Written instruction -> Copy everything in the data below exactly except the pictures.

Available data ->
********

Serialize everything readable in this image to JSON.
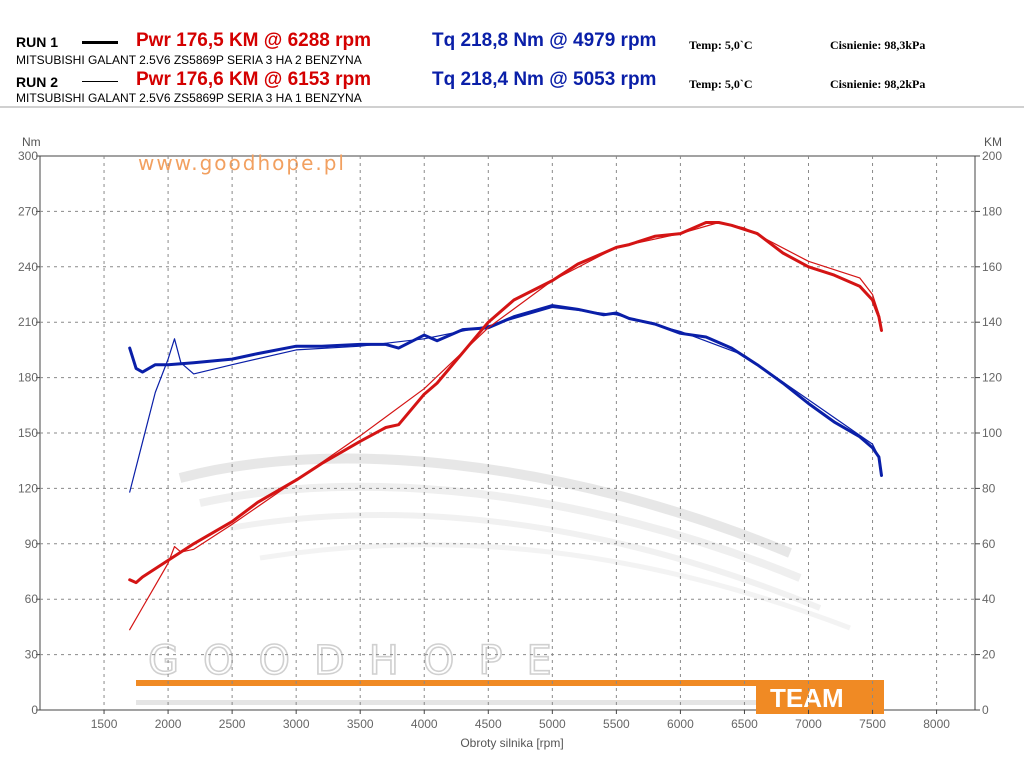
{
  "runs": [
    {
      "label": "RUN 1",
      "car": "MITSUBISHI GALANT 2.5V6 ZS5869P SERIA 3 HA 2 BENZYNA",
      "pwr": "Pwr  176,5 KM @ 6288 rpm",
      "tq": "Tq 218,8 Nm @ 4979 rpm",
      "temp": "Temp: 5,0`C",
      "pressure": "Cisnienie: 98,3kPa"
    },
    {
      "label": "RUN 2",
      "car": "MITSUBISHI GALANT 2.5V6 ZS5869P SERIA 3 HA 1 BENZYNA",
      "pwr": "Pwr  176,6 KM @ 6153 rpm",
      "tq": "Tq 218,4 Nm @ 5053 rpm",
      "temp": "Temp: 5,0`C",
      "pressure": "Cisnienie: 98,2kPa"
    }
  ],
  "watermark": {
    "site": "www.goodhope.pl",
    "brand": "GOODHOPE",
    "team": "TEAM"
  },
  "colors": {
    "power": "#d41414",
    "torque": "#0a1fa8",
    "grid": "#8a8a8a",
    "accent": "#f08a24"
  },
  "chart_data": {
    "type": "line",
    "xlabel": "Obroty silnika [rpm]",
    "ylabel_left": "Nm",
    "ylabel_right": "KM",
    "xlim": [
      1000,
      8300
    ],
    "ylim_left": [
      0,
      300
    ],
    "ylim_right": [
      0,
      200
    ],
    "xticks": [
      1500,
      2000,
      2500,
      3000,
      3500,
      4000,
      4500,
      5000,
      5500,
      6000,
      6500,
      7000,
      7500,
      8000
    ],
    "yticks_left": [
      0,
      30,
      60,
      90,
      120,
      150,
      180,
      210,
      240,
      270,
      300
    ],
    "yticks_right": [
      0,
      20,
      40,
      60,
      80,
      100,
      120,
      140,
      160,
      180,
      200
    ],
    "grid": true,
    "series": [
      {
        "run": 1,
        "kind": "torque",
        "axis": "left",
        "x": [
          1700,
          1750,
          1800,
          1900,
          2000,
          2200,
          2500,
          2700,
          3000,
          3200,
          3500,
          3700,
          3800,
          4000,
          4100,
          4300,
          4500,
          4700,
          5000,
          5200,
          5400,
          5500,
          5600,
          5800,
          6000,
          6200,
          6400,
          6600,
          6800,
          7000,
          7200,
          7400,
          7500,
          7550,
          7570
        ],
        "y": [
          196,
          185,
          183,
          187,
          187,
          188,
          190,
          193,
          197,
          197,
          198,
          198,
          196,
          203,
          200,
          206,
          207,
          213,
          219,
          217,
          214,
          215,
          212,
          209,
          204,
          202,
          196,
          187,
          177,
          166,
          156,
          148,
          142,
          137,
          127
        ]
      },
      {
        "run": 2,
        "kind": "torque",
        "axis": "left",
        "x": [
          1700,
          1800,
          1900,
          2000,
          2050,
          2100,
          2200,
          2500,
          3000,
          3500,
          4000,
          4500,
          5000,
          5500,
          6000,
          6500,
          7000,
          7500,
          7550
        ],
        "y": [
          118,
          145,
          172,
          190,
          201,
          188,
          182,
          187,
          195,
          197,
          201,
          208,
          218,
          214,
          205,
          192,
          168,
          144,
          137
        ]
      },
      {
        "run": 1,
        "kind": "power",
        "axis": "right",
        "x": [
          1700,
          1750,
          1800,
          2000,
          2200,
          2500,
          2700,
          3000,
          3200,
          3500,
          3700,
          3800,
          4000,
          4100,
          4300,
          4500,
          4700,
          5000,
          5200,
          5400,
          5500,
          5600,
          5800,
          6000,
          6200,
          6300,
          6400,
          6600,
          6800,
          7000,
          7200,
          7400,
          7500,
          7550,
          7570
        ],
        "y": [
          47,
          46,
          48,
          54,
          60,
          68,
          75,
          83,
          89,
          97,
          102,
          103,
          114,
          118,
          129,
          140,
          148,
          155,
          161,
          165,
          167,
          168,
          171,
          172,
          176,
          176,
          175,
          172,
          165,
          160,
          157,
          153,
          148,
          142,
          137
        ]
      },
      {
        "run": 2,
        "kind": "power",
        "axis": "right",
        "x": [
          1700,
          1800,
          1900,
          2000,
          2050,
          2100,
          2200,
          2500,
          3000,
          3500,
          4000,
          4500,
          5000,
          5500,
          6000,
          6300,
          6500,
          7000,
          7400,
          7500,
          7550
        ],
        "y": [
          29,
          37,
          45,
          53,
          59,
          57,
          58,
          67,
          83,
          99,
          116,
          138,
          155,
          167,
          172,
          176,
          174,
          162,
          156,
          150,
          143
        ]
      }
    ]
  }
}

********

Worked answer ->
Serialize everything readable in this image to JSON.
{
  "runs": [
    {
      "label": "RUN 1",
      "car": "MITSUBISHI GALANT 2.5V6 ZS5869P SERIA 3 HA 2 BENZYNA",
      "pwr": "Pwr  176,5 KM @ 6288 rpm",
      "tq": "Tq 218,8 Nm @ 4979 rpm",
      "temp": "Temp: 5,0`C",
      "pressure": "Cisnienie: 98,3kPa"
    },
    {
      "label": "RUN 2",
      "car": "MITSUBISHI GALANT 2.5V6 ZS5869P SERIA 3 HA 1 BENZYNA",
      "pwr": "Pwr  176,6 KM @ 6153 rpm",
      "tq": "Tq 218,4 Nm @ 5053 rpm",
      "temp": "Temp: 5,0`C",
      "pressure": "Cisnienie: 98,2kPa"
    }
  ],
  "watermark": {
    "site": "www.goodhope.pl",
    "brand": "GOODHOPE",
    "team": "TEAM"
  },
  "colors": {
    "power": "#d41414",
    "torque": "#0a1fa8",
    "grid": "#8a8a8a",
    "accent": "#f08a24"
  },
  "chart_data": {
    "type": "line",
    "xlabel": "Obroty silnika [rpm]",
    "ylabel_left": "Nm",
    "ylabel_right": "KM",
    "xlim": [
      1000,
      8300
    ],
    "ylim_left": [
      0,
      300
    ],
    "ylim_right": [
      0,
      200
    ],
    "xticks": [
      1500,
      2000,
      2500,
      3000,
      3500,
      4000,
      4500,
      5000,
      5500,
      6000,
      6500,
      7000,
      7500,
      8000
    ],
    "yticks_left": [
      0,
      30,
      60,
      90,
      120,
      150,
      180,
      210,
      240,
      270,
      300
    ],
    "yticks_right": [
      0,
      20,
      40,
      60,
      80,
      100,
      120,
      140,
      160,
      180,
      200
    ],
    "grid": true,
    "series": [
      {
        "run": 1,
        "kind": "torque",
        "axis": "left",
        "x": [
          1700,
          1750,
          1800,
          1900,
          2000,
          2200,
          2500,
          2700,
          3000,
          3200,
          3500,
          3700,
          3800,
          4000,
          4100,
          4300,
          4500,
          4700,
          5000,
          5200,
          5400,
          5500,
          5600,
          5800,
          6000,
          6200,
          6400,
          6600,
          6800,
          7000,
          7200,
          7400,
          7500,
          7550,
          7570
        ],
        "y": [
          196,
          185,
          183,
          187,
          187,
          188,
          190,
          193,
          197,
          197,
          198,
          198,
          196,
          203,
          200,
          206,
          207,
          213,
          219,
          217,
          214,
          215,
          212,
          209,
          204,
          202,
          196,
          187,
          177,
          166,
          156,
          148,
          142,
          137,
          127
        ]
      },
      {
        "run": 2,
        "kind": "torque",
        "axis": "left",
        "x": [
          1700,
          1800,
          1900,
          2000,
          2050,
          2100,
          2200,
          2500,
          3000,
          3500,
          4000,
          4500,
          5000,
          5500,
          6000,
          6500,
          7000,
          7500,
          7550
        ],
        "y": [
          118,
          145,
          172,
          190,
          201,
          188,
          182,
          187,
          195,
          197,
          201,
          208,
          218,
          214,
          205,
          192,
          168,
          144,
          137
        ]
      },
      {
        "run": 1,
        "kind": "power",
        "axis": "right",
        "x": [
          1700,
          1750,
          1800,
          2000,
          2200,
          2500,
          2700,
          3000,
          3200,
          3500,
          3700,
          3800,
          4000,
          4100,
          4300,
          4500,
          4700,
          5000,
          5200,
          5400,
          5500,
          5600,
          5800,
          6000,
          6200,
          6300,
          6400,
          6600,
          6800,
          7000,
          7200,
          7400,
          7500,
          7550,
          7570
        ],
        "y": [
          47,
          46,
          48,
          54,
          60,
          68,
          75,
          83,
          89,
          97,
          102,
          103,
          114,
          118,
          129,
          140,
          148,
          155,
          161,
          165,
          167,
          168,
          171,
          172,
          176,
          176,
          175,
          172,
          165,
          160,
          157,
          153,
          148,
          142,
          137
        ]
      },
      {
        "run": 2,
        "kind": "power",
        "axis": "right",
        "x": [
          1700,
          1800,
          1900,
          2000,
          2050,
          2100,
          2200,
          2500,
          3000,
          3500,
          4000,
          4500,
          5000,
          5500,
          6000,
          6300,
          6500,
          7000,
          7400,
          7500,
          7550
        ],
        "y": [
          29,
          37,
          45,
          53,
          59,
          57,
          58,
          67,
          83,
          99,
          116,
          138,
          155,
          167,
          172,
          176,
          174,
          162,
          156,
          150,
          143
        ]
      }
    ]
  }
}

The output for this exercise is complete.